● Required work
Repeat each entry verbatim.

[Data excerpts]
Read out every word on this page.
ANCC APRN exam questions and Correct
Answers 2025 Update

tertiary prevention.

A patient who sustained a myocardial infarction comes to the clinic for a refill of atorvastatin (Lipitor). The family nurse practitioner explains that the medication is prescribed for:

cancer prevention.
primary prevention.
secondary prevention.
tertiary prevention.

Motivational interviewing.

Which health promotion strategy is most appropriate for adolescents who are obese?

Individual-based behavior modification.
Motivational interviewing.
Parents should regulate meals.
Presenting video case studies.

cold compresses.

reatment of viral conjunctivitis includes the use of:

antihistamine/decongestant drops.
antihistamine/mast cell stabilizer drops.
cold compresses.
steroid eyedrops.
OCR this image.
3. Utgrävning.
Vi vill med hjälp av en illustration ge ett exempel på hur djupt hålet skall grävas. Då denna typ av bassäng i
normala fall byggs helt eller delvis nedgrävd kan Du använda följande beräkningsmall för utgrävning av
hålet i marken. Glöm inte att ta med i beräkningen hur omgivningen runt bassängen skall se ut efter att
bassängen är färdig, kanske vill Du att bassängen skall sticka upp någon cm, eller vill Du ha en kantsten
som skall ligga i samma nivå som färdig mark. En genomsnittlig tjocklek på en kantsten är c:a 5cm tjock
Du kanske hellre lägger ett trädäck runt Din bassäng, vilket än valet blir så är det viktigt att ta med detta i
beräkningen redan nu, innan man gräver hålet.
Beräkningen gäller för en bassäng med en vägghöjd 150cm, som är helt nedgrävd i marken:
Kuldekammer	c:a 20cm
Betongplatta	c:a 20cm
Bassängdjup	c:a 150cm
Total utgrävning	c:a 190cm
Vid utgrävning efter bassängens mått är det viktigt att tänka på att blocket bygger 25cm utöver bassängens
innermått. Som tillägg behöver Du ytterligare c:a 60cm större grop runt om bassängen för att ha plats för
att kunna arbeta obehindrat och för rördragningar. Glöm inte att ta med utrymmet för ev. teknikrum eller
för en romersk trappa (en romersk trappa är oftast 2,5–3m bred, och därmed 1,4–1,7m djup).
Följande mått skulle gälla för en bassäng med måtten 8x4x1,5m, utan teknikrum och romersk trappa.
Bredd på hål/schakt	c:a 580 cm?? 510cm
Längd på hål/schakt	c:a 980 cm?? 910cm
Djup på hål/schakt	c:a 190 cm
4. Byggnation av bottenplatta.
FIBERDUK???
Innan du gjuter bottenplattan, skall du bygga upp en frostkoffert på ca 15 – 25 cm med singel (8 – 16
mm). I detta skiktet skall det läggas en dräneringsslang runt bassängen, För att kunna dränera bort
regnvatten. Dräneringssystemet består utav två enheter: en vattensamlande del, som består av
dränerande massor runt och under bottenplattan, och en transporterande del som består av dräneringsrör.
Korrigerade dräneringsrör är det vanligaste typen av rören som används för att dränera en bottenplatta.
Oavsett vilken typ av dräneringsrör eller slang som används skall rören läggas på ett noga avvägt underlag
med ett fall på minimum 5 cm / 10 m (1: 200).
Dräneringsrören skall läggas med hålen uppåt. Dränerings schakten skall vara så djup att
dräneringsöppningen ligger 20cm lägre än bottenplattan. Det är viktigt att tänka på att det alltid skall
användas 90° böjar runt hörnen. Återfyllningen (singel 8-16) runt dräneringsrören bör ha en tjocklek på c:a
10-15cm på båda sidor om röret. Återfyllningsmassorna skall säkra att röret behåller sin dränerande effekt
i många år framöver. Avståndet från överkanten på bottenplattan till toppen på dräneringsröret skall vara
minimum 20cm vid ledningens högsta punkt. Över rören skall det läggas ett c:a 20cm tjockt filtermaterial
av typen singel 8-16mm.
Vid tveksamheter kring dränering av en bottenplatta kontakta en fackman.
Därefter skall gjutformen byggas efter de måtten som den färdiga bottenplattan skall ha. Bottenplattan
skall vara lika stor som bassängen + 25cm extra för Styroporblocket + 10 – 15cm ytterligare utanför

● Response
Read out every word on this page.
ANCC APRN exam questions and Correct
Answers 2025 Update

tertiary prevention.

A patient who sustained a myocardial infarction comes to the clinic for a refill of atorvastatin (Lipitor). The family nurse practitioner explains that the medication is prescribed for:

cancer prevention.
primary prevention.
secondary prevention.
tertiary prevention.

Motivational interviewing.

Which health promotion strategy is most appropriate for adolescents who are obese?

Individual-based behavior modification.
Motivational interviewing.
Parents should regulate meals.
Presenting video case studies.

cold compresses.

reatment of viral conjunctivitis includes the use of:

antihistamine/decongestant drops.
antihistamine/mast cell stabilizer drops.
cold compresses.
steroid eyedrops.
OCR this image.
3. Utgrävning.
Vi vill med hjälp av en illustration ge ett exempel på hur djupt hålet skall grävas. Då denna typ av bassäng i
normala fall byggs helt eller delvis nedgrävd kan Du använda följande beräkningsmall för utgrävning av
hålet i marken. Glöm inte att ta med i beräkningen hur omgivningen runt bassängen skall se ut efter att
bassängen är färdig, kanske vill Du att bassängen skall sticka upp någon cm, eller vill Du ha en kantsten
som skall ligga i samma nivå som färdig mark. En genomsnittlig tjocklek på en kantsten är c:a 5cm tjock
Du kanske hellre lägger ett trädäck runt Din bassäng, vilket än valet blir så är det viktigt att ta med detta i
beräkningen redan nu, innan man gräver hålet.
Beräkningen gäller för en bassäng med en vägghöjd 150cm, som är helt nedgrävd i marken:
Kuldekammer	c:a 20cm
Betongplatta	c:a 20cm
Bassängdjup	c:a 150cm
Total utgrävning	c:a 190cm
Vid utgrävning efter bassängens mått är det viktigt att tänka på att blocket bygger 25cm utöver bassängens
innermått. Som tillägg behöver Du ytterligare c:a 60cm större grop runt om bassängen för att ha plats för
att kunna arbeta obehindrat och för rördragningar. Glöm inte att ta med utrymmet för ev. teknikrum eller
för en romersk trappa (en romersk trappa är oftast 2,5–3m bred, och därmed 1,4–1,7m djup).
Följande mått skulle gälla för en bassäng med måtten 8x4x1,5m, utan teknikrum och romersk trappa.
Bredd på hål/schakt	c:a 580 cm?? 510cm
Längd på hål/schakt	c:a 980 cm?? 910cm
Djup på hål/schakt	c:a 190 cm
4. Byggnation av bottenplatta.
FIBERDUK???
Innan du gjuter bottenplattan, skall du bygga upp en frostkoffert på ca 15 – 25 cm med singel (8 – 16
mm). I detta skiktet skall det läggas en dräneringsslang runt bassängen, För att kunna dränera bort
regnvatten. Dräneringssystemet består utav två enheter: en vattensamlande del, som består av
dränerande massor runt och under bottenplattan, och en transporterande del som består av dräneringsrör.
Korrigerade dräneringsrör är det vanligaste typen av rören som används för att dränera en bottenplatta.
Oavsett vilken typ av dräneringsrör eller slang som används skall rören läggas på ett noga avvägt underlag
med ett fall på minimum 5 cm / 10 m (1: 200).
Dräneringsrören skall läggas med hålen uppåt. Dränerings schakten skall vara så djup att
dräneringsöppningen ligger 20cm lägre än bottenplattan. Det är viktigt att tänka på att det alltid skall
användas 90° böjar runt hörnen. Återfyllningen (singel 8-16) runt dräneringsrören bör ha en tjocklek på c:a
10-15cm på båda sidor om röret. Återfyllningsmassorna skall säkra att röret behåller sin dränerande effekt
i många år framöver. Avståndet från överkanten på bottenplattan till toppen på dräneringsröret skall vara
minimum 20cm vid ledningens högsta punkt. Över rören skall det läggas ett c:a 20cm tjockt filtermaterial
av typen singel 8-16mm.
Vid tveksamheter kring dränering av en bottenplatta kontakta en fackman.
Därefter skall gjutformen byggas efter de måtten som den färdiga bottenplattan skall ha. Bottenplattan
skall vara lika stor som bassängen + 25cm extra för Styroporblocket + 10 – 15cm ytterligare utanför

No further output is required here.